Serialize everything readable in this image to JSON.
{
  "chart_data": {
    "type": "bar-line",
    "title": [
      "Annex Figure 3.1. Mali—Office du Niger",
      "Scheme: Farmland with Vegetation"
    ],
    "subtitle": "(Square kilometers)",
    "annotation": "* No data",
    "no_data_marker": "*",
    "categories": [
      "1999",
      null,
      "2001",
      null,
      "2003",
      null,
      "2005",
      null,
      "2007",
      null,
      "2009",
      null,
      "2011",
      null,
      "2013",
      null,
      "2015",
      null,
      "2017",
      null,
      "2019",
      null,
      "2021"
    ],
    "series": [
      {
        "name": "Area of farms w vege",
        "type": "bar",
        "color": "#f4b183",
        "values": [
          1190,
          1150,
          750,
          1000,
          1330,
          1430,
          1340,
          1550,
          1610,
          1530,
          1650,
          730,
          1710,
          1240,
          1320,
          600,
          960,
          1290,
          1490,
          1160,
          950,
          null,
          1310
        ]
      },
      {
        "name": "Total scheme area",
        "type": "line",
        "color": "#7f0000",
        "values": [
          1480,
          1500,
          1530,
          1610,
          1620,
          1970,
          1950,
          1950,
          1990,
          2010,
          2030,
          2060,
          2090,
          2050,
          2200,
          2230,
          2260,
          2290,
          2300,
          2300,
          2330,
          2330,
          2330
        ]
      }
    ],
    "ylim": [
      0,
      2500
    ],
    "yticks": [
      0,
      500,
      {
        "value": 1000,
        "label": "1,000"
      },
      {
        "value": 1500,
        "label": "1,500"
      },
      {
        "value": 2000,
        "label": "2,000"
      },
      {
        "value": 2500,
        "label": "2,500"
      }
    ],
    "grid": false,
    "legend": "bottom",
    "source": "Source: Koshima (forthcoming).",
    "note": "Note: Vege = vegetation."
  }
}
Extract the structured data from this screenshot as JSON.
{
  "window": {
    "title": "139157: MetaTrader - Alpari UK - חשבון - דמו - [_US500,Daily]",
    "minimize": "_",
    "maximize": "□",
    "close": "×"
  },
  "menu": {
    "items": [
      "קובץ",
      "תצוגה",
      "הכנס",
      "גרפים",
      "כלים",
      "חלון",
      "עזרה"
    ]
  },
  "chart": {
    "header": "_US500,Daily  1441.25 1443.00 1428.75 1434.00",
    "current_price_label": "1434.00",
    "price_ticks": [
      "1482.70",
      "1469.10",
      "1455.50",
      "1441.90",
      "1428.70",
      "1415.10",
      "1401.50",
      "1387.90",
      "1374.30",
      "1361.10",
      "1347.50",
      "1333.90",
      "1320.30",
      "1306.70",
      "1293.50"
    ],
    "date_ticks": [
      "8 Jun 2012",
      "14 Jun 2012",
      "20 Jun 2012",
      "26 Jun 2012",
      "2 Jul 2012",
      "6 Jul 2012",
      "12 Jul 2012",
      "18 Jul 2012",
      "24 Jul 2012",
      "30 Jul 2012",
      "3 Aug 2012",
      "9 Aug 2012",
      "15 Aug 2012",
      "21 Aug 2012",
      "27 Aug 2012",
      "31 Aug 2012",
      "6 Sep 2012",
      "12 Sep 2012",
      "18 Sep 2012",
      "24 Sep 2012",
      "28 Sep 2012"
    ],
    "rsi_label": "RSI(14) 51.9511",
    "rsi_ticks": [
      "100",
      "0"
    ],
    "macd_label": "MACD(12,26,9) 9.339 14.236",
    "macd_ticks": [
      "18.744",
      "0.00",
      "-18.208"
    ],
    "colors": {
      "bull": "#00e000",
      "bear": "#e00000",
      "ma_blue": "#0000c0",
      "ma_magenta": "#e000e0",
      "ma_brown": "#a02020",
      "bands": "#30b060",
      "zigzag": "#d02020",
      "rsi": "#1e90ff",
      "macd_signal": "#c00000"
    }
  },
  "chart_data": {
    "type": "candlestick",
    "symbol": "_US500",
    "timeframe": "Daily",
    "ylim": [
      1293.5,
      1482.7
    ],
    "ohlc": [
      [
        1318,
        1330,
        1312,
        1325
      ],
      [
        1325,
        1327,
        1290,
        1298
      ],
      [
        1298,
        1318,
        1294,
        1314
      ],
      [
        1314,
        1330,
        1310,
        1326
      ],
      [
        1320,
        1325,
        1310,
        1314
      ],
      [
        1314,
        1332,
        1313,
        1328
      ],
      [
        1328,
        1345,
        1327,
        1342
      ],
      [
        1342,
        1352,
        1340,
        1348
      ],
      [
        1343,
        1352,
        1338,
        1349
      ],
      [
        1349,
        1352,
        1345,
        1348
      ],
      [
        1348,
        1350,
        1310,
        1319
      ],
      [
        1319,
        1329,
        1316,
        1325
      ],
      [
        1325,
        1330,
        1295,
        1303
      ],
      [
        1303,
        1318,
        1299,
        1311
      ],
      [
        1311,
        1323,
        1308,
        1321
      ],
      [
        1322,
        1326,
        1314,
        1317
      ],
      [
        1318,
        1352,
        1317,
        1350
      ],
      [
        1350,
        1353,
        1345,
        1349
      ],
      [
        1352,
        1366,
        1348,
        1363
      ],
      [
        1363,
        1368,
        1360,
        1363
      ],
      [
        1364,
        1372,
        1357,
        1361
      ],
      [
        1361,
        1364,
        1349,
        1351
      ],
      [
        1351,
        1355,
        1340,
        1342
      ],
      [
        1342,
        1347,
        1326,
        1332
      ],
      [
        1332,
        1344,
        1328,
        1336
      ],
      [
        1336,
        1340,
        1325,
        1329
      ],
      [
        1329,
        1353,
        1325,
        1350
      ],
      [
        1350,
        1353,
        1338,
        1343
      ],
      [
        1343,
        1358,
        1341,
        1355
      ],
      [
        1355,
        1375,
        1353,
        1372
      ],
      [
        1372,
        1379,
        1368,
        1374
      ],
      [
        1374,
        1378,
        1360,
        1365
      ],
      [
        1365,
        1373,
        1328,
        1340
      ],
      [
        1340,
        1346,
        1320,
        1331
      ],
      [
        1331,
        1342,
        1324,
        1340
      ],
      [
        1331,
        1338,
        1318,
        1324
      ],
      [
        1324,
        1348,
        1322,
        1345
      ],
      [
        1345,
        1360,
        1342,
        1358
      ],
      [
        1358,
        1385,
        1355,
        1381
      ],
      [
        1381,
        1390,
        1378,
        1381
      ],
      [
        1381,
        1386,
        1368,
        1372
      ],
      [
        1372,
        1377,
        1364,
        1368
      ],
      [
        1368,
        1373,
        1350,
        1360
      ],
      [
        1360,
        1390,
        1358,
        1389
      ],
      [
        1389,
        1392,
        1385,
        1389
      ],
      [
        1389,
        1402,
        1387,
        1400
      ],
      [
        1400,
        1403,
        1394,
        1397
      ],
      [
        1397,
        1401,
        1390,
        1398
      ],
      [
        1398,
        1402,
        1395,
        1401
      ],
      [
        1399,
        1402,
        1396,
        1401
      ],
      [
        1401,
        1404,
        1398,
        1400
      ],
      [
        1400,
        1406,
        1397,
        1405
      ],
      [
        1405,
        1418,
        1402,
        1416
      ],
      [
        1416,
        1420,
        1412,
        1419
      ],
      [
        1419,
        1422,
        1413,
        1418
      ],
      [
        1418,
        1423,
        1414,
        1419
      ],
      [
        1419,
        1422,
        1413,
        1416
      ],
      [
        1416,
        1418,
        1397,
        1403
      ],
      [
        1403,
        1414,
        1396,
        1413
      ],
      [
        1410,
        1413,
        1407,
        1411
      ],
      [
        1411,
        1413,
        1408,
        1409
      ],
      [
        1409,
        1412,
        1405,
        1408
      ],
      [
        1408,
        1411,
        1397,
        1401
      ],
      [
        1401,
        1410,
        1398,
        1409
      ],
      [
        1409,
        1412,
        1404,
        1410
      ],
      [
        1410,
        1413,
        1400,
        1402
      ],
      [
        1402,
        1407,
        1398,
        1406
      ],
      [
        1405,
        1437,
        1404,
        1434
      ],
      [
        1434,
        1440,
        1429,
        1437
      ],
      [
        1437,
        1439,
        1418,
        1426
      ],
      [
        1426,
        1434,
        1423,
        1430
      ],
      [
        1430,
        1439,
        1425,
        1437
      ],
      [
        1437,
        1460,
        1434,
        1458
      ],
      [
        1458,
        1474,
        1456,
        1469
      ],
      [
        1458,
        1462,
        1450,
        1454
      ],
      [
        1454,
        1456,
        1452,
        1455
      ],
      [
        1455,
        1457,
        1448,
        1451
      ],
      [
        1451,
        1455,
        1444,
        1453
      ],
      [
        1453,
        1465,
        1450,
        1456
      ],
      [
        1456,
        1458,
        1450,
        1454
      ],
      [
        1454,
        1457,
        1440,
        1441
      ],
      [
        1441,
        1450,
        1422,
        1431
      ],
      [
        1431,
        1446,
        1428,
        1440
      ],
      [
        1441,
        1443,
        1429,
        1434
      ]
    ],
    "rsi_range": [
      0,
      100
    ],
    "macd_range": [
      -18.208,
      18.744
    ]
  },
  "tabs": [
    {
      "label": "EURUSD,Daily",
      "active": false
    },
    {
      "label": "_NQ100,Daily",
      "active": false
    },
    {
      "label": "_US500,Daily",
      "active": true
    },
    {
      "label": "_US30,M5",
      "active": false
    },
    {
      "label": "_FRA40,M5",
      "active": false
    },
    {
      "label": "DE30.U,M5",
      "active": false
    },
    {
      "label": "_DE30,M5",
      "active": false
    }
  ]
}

Exercise details
From the entries above, copy every line containing the word "this".

Output below
Serialize everything readable in this image to JSON.
Extract the structured data from this screenshot as JSON.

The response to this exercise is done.